* _PROBLEM STATEMENT_
Exclude the pictures, then copy all remaining records exactly.

((

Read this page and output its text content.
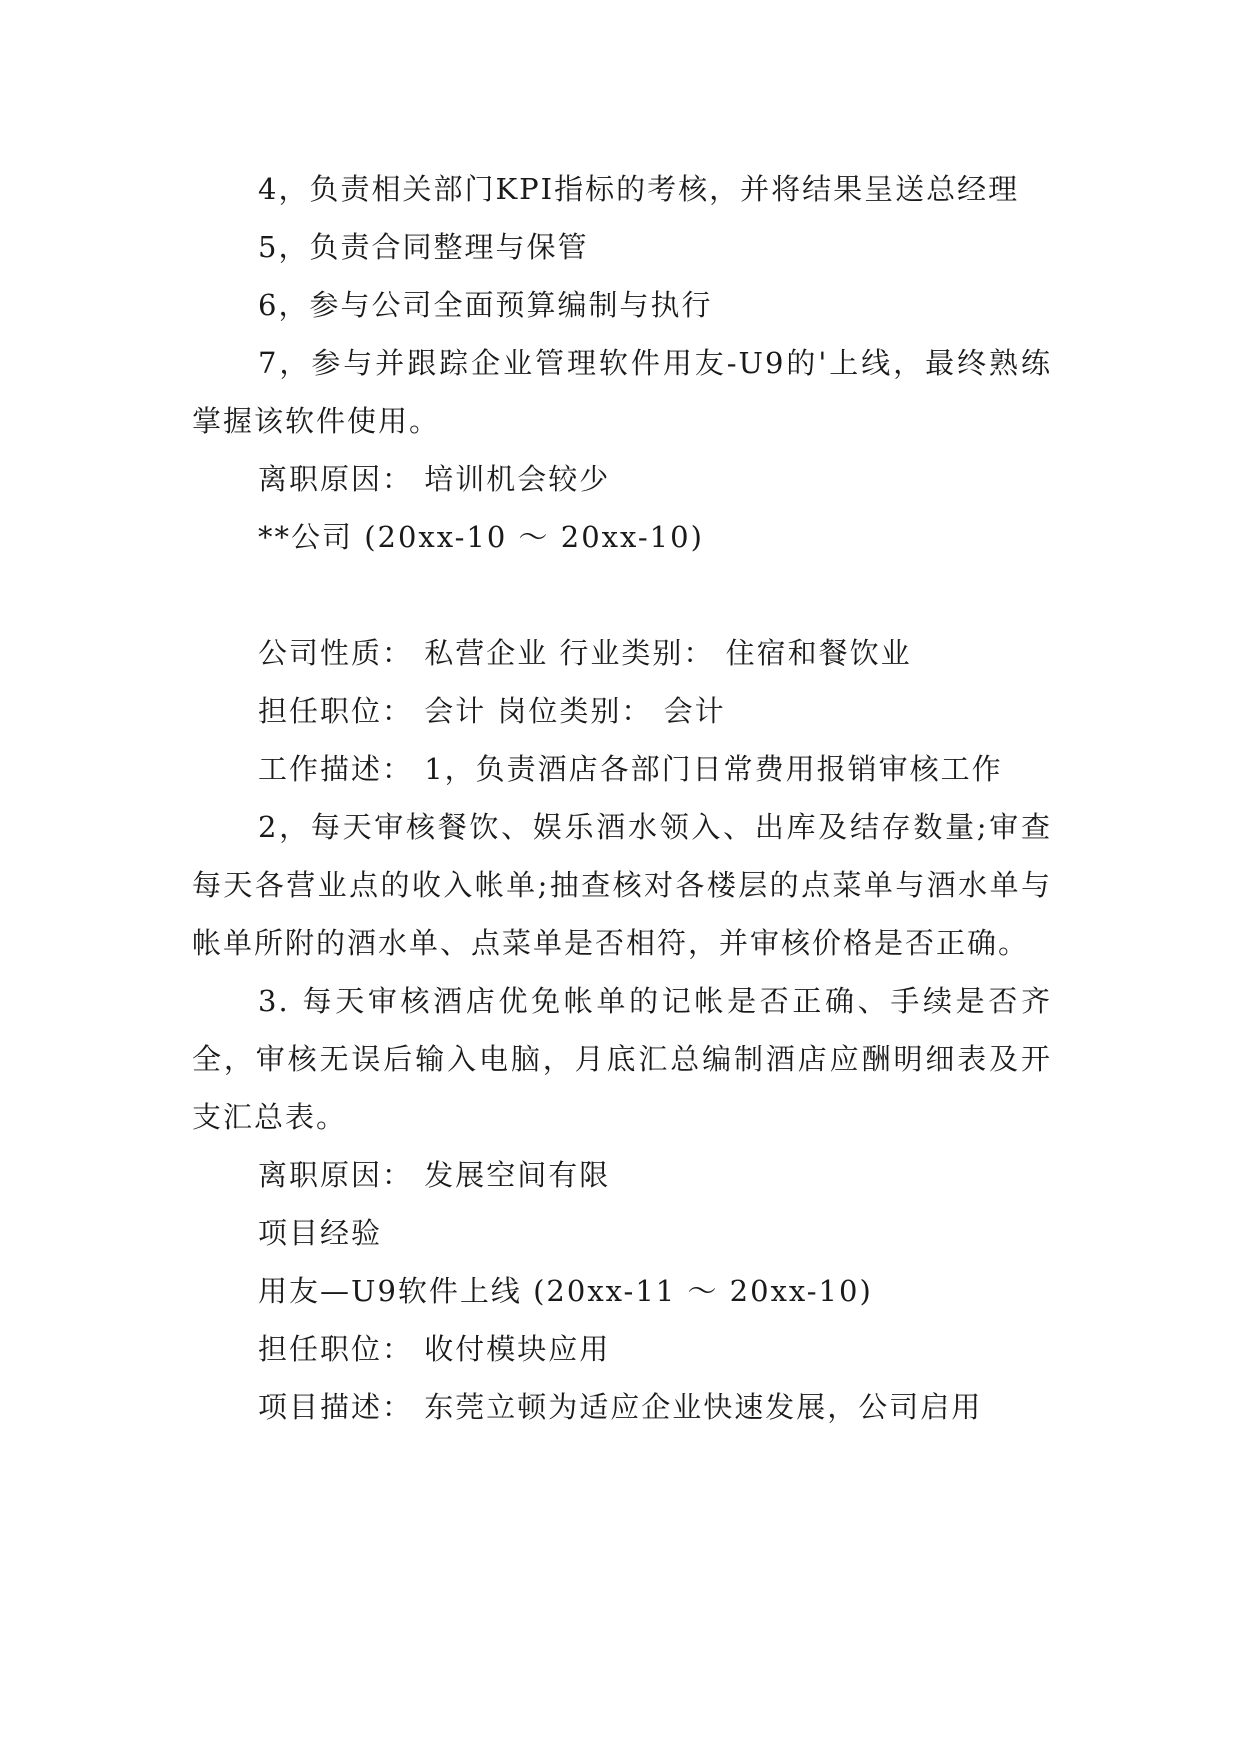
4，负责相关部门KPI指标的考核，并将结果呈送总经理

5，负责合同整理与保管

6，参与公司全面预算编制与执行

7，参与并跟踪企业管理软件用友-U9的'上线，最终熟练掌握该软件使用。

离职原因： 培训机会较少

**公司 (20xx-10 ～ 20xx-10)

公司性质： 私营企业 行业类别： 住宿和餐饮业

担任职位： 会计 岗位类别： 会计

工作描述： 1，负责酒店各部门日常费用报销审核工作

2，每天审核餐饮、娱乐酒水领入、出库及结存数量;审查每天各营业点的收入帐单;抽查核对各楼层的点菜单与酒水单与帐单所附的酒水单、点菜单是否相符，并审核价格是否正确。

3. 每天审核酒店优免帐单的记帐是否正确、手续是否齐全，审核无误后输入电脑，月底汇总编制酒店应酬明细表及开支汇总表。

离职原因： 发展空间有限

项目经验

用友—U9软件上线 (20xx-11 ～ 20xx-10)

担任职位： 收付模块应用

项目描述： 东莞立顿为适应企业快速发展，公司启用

))

* _OUTPUT_
Read this page and output its text content.
4，负责相关部门KPI指标的考核，并将结果呈送总经理

5，负责合同整理与保管

6，参与公司全面预算编制与执行

7，参与并跟踪企业管理软件用友-U9的'上线，最终熟练掌握该软件使用。

离职原因： 培训机会较少

**公司 (20xx-10 ～ 20xx-10)

公司性质： 私营企业 行业类别： 住宿和餐饮业

担任职位： 会计 岗位类别： 会计

工作描述： 1，负责酒店各部门日常费用报销审核工作

2，每天审核餐饮、娱乐酒水领入、出库及结存数量;审查每天各营业点的收入帐单;抽查核对各楼层的点菜单与酒水单与帐单所附的酒水单、点菜单是否相符，并审核价格是否正确。

3. 每天审核酒店优免帐单的记帐是否正确、手续是否齐全，审核无误后输入电脑，月底汇总编制酒店应酬明细表及开支汇总表。

离职原因： 发展空间有限

项目经验

用友—U9软件上线 (20xx-11 ～ 20xx-10)

担任职位： 收付模块应用

项目描述： 东莞立顿为适应企业快速发展，公司启用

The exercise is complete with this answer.